:: WHAT IS REQUIRED ::
Pick out each line containing the string "Total".

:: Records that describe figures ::
----------------

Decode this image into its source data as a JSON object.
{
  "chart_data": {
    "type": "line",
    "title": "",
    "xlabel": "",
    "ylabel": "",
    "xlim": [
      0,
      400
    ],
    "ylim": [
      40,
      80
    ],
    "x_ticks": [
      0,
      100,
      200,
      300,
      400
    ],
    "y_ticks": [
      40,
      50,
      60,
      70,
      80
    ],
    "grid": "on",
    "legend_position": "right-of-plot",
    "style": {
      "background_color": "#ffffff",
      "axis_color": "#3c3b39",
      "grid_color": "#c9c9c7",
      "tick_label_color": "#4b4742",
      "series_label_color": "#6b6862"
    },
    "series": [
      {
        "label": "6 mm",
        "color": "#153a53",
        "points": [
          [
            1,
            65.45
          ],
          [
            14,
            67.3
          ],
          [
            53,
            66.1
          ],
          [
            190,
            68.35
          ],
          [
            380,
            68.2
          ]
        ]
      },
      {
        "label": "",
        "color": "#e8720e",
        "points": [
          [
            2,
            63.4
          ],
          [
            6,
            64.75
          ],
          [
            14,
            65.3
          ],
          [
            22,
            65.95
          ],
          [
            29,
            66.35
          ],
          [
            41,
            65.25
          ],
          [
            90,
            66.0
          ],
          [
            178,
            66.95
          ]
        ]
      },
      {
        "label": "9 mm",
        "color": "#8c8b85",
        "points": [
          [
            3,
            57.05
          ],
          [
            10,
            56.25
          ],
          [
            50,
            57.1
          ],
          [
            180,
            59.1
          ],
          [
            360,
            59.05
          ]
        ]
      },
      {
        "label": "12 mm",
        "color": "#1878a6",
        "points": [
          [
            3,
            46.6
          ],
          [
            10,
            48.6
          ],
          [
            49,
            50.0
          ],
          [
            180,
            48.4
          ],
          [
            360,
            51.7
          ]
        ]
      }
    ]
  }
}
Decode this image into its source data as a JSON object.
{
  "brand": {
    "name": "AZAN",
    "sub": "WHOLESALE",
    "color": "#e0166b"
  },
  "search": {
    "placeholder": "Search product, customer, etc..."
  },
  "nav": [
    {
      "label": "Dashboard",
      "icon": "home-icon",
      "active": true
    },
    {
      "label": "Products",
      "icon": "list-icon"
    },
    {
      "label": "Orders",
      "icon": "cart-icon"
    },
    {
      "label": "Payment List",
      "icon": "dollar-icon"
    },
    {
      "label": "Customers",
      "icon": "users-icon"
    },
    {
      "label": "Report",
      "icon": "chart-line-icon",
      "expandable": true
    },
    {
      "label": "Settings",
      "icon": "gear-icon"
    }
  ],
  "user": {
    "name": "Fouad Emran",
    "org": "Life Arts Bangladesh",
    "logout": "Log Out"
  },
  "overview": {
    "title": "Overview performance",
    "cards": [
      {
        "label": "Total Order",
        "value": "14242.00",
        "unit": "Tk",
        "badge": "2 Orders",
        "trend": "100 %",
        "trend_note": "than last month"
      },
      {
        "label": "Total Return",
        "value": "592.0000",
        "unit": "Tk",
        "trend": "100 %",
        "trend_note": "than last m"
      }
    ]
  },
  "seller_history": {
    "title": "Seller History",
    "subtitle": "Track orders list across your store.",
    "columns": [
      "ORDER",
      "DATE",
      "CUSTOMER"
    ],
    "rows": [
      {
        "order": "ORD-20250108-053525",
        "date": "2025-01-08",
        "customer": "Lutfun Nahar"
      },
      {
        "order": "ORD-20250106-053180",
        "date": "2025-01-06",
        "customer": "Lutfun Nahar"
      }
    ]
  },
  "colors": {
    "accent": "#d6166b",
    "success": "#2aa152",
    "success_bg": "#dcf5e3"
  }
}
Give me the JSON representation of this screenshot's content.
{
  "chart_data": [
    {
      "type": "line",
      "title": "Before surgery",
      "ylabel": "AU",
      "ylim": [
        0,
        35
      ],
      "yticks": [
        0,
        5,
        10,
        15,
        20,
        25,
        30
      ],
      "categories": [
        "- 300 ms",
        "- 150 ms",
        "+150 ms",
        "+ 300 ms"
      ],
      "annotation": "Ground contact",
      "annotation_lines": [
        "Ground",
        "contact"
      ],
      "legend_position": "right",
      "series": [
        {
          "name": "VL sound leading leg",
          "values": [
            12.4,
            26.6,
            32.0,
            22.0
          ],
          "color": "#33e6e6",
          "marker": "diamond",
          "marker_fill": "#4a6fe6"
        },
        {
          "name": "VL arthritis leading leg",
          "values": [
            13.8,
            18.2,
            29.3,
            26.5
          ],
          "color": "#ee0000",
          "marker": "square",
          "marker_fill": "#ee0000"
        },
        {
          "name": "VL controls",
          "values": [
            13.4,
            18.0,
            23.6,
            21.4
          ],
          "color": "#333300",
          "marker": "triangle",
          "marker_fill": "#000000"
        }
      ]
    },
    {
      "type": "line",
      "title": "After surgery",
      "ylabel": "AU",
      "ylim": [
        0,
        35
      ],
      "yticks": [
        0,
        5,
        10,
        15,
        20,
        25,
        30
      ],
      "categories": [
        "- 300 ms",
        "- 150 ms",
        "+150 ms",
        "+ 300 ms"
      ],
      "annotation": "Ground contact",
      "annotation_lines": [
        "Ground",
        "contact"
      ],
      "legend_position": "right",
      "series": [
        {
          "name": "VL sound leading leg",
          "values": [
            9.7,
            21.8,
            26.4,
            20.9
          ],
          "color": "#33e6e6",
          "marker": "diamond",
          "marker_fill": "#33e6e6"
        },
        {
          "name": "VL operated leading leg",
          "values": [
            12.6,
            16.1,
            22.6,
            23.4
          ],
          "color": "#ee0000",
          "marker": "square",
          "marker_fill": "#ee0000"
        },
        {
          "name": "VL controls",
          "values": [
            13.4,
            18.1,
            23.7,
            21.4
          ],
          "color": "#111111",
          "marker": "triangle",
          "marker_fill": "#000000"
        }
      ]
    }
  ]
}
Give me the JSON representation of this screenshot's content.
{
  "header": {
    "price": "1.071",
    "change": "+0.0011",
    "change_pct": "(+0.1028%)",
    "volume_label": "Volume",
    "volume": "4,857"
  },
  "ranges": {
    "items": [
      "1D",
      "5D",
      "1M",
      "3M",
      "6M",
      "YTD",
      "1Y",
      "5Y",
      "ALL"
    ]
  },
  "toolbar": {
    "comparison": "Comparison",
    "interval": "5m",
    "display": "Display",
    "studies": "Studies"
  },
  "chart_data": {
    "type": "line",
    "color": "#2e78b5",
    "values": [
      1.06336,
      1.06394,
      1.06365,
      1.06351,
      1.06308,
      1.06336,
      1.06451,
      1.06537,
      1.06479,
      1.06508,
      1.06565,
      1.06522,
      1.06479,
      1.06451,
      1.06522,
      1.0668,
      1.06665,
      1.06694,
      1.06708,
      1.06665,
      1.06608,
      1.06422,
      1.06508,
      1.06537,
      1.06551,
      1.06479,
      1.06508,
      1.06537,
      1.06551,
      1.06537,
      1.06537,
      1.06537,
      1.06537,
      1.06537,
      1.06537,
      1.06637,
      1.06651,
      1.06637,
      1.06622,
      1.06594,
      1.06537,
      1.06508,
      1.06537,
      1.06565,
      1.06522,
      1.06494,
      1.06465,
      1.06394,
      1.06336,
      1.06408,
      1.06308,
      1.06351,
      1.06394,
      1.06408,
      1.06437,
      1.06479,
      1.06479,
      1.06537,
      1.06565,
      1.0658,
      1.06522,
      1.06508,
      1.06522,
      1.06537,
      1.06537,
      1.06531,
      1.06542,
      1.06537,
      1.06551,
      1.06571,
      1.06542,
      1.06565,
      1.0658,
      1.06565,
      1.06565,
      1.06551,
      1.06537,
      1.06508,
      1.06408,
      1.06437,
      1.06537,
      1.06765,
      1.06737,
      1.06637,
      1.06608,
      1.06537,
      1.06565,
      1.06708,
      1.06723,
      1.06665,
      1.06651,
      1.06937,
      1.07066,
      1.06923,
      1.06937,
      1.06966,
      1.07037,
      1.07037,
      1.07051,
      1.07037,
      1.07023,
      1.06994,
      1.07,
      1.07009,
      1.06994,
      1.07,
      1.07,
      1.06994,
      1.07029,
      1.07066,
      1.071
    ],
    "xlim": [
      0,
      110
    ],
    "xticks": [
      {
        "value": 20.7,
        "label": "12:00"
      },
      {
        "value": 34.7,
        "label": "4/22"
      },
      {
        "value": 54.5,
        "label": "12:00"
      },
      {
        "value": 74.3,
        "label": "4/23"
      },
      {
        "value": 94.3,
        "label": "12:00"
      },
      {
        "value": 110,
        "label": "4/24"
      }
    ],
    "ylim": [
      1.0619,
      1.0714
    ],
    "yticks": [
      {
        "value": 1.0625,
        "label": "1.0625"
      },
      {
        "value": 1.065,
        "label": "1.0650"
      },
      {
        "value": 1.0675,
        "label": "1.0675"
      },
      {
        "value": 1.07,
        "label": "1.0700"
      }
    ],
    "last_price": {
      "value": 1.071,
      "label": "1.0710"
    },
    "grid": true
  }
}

----------------

:: FULL OUTPUT ::
        "label": "Total Order",
        "label": "Total Return",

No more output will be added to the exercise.